━━━ Data for this task ━━━

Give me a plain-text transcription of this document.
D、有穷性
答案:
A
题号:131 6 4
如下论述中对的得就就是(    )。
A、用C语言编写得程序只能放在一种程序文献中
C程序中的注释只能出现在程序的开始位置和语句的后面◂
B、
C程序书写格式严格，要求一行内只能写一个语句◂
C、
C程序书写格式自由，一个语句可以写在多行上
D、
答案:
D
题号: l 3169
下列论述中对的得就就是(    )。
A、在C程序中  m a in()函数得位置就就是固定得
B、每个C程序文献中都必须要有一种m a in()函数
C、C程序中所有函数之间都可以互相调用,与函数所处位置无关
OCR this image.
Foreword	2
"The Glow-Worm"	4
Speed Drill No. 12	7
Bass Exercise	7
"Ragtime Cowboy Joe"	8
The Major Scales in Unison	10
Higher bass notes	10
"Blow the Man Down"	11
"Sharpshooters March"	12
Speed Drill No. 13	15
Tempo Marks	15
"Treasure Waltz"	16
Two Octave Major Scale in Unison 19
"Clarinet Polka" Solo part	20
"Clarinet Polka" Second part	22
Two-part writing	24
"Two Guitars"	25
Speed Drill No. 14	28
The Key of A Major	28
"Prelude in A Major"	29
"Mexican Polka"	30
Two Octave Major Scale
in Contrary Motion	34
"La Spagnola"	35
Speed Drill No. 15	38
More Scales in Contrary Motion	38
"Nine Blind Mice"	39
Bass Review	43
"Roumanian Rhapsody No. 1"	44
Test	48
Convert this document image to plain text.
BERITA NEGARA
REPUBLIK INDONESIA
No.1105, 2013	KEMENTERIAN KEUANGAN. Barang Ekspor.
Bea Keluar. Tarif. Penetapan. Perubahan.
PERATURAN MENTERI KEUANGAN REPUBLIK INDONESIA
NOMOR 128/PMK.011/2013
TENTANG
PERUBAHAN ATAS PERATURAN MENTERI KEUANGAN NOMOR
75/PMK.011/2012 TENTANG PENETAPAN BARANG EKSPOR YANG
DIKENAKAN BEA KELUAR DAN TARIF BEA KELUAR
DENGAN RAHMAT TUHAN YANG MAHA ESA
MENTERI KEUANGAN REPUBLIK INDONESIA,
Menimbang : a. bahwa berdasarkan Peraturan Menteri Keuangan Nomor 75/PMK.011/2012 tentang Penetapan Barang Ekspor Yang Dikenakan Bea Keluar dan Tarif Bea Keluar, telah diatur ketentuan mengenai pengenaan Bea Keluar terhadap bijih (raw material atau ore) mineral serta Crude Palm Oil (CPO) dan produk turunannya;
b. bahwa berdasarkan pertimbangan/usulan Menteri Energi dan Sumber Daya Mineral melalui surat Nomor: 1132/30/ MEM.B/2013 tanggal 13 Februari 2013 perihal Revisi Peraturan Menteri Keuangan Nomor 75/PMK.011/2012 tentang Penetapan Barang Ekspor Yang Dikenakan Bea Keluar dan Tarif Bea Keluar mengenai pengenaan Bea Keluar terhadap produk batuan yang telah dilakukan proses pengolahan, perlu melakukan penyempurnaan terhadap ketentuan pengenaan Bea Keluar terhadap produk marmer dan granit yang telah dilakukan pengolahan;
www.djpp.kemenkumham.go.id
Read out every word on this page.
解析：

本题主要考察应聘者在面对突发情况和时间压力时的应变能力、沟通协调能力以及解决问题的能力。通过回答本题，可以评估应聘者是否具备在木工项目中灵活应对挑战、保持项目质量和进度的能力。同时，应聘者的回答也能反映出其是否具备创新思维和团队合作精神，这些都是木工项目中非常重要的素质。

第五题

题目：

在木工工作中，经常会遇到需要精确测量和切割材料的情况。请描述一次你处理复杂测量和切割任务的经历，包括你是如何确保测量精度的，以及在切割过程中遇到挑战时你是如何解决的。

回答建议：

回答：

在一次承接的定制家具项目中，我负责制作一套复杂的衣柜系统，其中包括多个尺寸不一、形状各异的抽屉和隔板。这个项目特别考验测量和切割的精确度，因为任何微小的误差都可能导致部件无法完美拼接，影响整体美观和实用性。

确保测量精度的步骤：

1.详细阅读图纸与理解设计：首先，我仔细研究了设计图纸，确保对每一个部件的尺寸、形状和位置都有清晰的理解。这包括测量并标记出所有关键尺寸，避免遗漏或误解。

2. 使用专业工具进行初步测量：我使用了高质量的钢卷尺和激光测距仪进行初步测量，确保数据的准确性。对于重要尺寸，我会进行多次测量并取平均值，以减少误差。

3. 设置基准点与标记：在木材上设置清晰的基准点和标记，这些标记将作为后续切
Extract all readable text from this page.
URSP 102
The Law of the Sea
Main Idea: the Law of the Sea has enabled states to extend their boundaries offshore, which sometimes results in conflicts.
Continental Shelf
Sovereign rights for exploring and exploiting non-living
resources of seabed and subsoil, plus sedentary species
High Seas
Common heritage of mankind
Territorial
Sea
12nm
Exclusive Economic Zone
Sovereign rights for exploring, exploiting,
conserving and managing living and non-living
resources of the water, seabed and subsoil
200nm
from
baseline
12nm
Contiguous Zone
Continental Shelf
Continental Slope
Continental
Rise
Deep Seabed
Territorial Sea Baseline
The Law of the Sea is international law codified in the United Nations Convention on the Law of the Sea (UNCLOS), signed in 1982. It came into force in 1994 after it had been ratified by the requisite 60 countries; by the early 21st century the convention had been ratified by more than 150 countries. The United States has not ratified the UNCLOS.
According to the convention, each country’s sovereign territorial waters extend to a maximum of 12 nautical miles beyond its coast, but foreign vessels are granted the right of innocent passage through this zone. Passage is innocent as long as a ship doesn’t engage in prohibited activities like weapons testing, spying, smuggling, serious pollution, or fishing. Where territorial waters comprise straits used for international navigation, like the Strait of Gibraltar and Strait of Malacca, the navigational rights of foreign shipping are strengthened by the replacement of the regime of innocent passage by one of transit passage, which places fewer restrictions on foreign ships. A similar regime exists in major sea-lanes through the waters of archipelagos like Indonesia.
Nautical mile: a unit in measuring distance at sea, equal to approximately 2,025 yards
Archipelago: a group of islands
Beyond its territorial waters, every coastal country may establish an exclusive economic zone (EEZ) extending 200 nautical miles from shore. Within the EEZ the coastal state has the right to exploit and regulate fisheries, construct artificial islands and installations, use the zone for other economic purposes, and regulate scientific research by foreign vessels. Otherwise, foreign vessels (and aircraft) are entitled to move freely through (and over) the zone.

━━━

Search the records for the word "text", then list every line that has it.

• **Response below**:
Give me a plain-text transcription of this document.
Convert this document image to plain text.
Extract all readable text from this page.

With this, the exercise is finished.